» STATED EXERCISE
The records below must be duplicated exactly, character for character.
--------
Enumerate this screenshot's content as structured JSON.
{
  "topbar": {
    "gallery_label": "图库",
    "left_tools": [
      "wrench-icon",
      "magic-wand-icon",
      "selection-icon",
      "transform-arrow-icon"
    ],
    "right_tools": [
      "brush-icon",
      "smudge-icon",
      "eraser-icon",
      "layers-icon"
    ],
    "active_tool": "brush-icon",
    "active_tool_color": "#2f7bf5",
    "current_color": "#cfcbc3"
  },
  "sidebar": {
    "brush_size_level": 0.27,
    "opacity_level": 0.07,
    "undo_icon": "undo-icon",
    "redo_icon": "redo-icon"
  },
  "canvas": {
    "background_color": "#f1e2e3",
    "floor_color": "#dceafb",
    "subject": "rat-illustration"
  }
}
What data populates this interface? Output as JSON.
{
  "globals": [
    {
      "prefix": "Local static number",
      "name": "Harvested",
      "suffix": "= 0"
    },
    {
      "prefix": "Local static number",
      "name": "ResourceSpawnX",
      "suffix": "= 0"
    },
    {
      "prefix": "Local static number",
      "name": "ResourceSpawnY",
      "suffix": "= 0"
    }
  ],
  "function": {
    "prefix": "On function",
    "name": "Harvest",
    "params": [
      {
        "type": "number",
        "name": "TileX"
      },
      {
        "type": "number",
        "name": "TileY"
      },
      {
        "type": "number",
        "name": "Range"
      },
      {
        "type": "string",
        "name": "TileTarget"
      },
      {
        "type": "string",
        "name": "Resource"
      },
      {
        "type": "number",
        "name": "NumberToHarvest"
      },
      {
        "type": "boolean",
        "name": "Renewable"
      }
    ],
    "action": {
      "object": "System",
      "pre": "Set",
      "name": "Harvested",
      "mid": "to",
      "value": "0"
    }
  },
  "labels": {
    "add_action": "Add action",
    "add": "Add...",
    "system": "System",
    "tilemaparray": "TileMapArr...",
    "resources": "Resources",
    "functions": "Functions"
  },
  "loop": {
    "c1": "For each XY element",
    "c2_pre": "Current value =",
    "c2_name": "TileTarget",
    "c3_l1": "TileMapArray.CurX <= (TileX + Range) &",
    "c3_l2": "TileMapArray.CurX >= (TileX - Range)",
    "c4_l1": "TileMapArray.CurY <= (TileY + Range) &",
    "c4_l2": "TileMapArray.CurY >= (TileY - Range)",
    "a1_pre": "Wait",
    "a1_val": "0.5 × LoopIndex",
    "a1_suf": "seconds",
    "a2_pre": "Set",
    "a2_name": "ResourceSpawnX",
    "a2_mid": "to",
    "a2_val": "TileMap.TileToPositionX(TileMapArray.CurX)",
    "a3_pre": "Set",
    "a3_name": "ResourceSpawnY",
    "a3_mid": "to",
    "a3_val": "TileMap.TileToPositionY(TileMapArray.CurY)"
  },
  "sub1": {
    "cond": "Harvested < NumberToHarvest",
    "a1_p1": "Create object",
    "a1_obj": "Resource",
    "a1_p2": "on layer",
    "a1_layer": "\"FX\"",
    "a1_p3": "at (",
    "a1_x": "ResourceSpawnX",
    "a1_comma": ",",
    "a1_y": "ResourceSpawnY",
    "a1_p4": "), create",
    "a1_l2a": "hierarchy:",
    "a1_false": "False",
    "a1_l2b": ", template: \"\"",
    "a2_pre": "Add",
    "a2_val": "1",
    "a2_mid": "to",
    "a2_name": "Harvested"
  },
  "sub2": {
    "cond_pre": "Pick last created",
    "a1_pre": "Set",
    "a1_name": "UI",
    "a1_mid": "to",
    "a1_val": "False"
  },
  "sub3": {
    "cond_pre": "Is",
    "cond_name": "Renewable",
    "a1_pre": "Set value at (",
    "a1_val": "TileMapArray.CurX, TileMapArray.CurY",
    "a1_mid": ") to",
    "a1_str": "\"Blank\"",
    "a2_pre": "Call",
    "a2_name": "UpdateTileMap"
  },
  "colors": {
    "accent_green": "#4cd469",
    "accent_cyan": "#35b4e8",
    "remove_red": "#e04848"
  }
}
--------
» SOLUTION
Enumerate this screenshot's content as structured JSON.
{
  "topbar": {
    "gallery_label": "图库",
    "left_tools": [
      "wrench-icon",
      "magic-wand-icon",
      "selection-icon",
      "transform-arrow-icon"
    ],
    "right_tools": [
      "brush-icon",
      "smudge-icon",
      "eraser-icon",
      "layers-icon"
    ],
    "active_tool": "brush-icon",
    "active_tool_color": "#2f7bf5",
    "current_color": "#cfcbc3"
  },
  "sidebar": {
    "brush_size_level": 0.27,
    "opacity_level": 0.07,
    "undo_icon": "undo-icon",
    "redo_icon": "redo-icon"
  },
  "canvas": {
    "background_color": "#f1e2e3",
    "floor_color": "#dceafb",
    "subject": "rat-illustration"
  }
}
What data populates this interface? Output as JSON.
{
  "globals": [
    {
      "prefix": "Local static number",
      "name": "Harvested",
      "suffix": "= 0"
    },
    {
      "prefix": "Local static number",
      "name": "ResourceSpawnX",
      "suffix": "= 0"
    },
    {
      "prefix": "Local static number",
      "name": "ResourceSpawnY",
      "suffix": "= 0"
    }
  ],
  "function": {
    "prefix": "On function",
    "name": "Harvest",
    "params": [
      {
        "type": "number",
        "name": "TileX"
      },
      {
        "type": "number",
        "name": "TileY"
      },
      {
        "type": "number",
        "name": "Range"
      },
      {
        "type": "string",
        "name": "TileTarget"
      },
      {
        "type": "string",
        "name": "Resource"
      },
      {
        "type": "number",
        "name": "NumberToHarvest"
      },
      {
        "type": "boolean",
        "name": "Renewable"
      }
    ],
    "action": {
      "object": "System",
      "pre": "Set",
      "name": "Harvested",
      "mid": "to",
      "value": "0"
    }
  },
  "labels": {
    "add_action": "Add action",
    "add": "Add...",
    "system": "System",
    "tilemaparray": "TileMapArr...",
    "resources": "Resources",
    "functions": "Functions"
  },
  "loop": {
    "c1": "For each XY element",
    "c2_pre": "Current value =",
    "c2_name": "TileTarget",
    "c3_l1": "TileMapArray.CurX <= (TileX + Range) &",
    "c3_l2": "TileMapArray.CurX >= (TileX - Range)",
    "c4_l1": "TileMapArray.CurY <= (TileY + Range) &",
    "c4_l2": "TileMapArray.CurY >= (TileY - Range)",
    "a1_pre": "Wait",
    "a1_val": "0.5 × LoopIndex",
    "a1_suf": "seconds",
    "a2_pre": "Set",
    "a2_name": "ResourceSpawnX",
    "a2_mid": "to",
    "a2_val": "TileMap.TileToPositionX(TileMapArray.CurX)",
    "a3_pre": "Set",
    "a3_name": "ResourceSpawnY",
    "a3_mid": "to",
    "a3_val": "TileMap.TileToPositionY(TileMapArray.CurY)"
  },
  "sub1": {
    "cond": "Harvested < NumberToHarvest",
    "a1_p1": "Create object",
    "a1_obj": "Resource",
    "a1_p2": "on layer",
    "a1_layer": "\"FX\"",
    "a1_p3": "at (",
    "a1_x": "ResourceSpawnX",
    "a1_comma": ",",
    "a1_y": "ResourceSpawnY",
    "a1_p4": "), create",
    "a1_l2a": "hierarchy:",
    "a1_false": "False",
    "a1_l2b": ", template: \"\"",
    "a2_pre": "Add",
    "a2_val": "1",
    "a2_mid": "to",
    "a2_name": "Harvested"
  },
  "sub2": {
    "cond_pre": "Pick last created",
    "a1_pre": "Set",
    "a1_name": "UI",
    "a1_mid": "to",
    "a1_val": "False"
  },
  "sub3": {
    "cond_pre": "Is",
    "cond_name": "Renewable",
    "a1_pre": "Set value at (",
    "a1_val": "TileMapArray.CurX, TileMapArray.CurY",
    "a1_mid": ") to",
    "a1_str": "\"Blank\"",
    "a2_pre": "Call",
    "a2_name": "UpdateTileMap"
  },
  "colors": {
    "accent_green": "#4cd469",
    "accent_cyan": "#35b4e8",
    "remove_red": "#e04848"
  }
}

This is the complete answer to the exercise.